Start STORED DATA

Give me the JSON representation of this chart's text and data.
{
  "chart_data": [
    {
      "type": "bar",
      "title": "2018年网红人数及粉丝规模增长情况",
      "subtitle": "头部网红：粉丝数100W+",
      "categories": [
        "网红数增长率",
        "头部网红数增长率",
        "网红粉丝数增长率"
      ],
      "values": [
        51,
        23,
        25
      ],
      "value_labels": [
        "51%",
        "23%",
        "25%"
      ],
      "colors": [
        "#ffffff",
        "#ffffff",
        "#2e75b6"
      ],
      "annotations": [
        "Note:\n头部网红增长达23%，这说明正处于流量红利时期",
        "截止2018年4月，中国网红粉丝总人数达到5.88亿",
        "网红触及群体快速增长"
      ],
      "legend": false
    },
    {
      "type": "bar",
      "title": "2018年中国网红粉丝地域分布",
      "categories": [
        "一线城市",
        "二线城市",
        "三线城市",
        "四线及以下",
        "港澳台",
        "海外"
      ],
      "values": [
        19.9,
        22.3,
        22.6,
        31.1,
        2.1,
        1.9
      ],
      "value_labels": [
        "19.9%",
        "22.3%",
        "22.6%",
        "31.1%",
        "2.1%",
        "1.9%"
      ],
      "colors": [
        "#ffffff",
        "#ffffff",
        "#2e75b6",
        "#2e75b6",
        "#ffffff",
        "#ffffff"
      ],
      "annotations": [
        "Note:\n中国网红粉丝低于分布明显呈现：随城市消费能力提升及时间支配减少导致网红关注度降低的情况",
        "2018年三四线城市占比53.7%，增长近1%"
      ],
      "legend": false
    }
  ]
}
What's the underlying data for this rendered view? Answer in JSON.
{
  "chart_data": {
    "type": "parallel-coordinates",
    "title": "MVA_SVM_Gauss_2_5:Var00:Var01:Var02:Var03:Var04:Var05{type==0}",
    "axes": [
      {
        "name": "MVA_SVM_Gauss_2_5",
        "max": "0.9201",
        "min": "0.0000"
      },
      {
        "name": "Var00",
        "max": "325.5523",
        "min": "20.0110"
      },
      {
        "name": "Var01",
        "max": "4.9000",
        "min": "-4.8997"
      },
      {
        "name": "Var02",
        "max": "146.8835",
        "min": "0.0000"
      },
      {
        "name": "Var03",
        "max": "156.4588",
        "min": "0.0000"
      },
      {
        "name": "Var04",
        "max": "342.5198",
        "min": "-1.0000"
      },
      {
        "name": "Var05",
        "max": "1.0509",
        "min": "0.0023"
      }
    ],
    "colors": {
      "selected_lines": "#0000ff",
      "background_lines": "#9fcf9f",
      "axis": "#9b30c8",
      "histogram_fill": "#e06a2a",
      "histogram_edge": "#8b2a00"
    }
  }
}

End STORED DATA

WHAT THE TASK REQUIRES: Of the lines in the records, determine how many contain the word "JSON", and report that number alone.

FULL SOLUTION: 2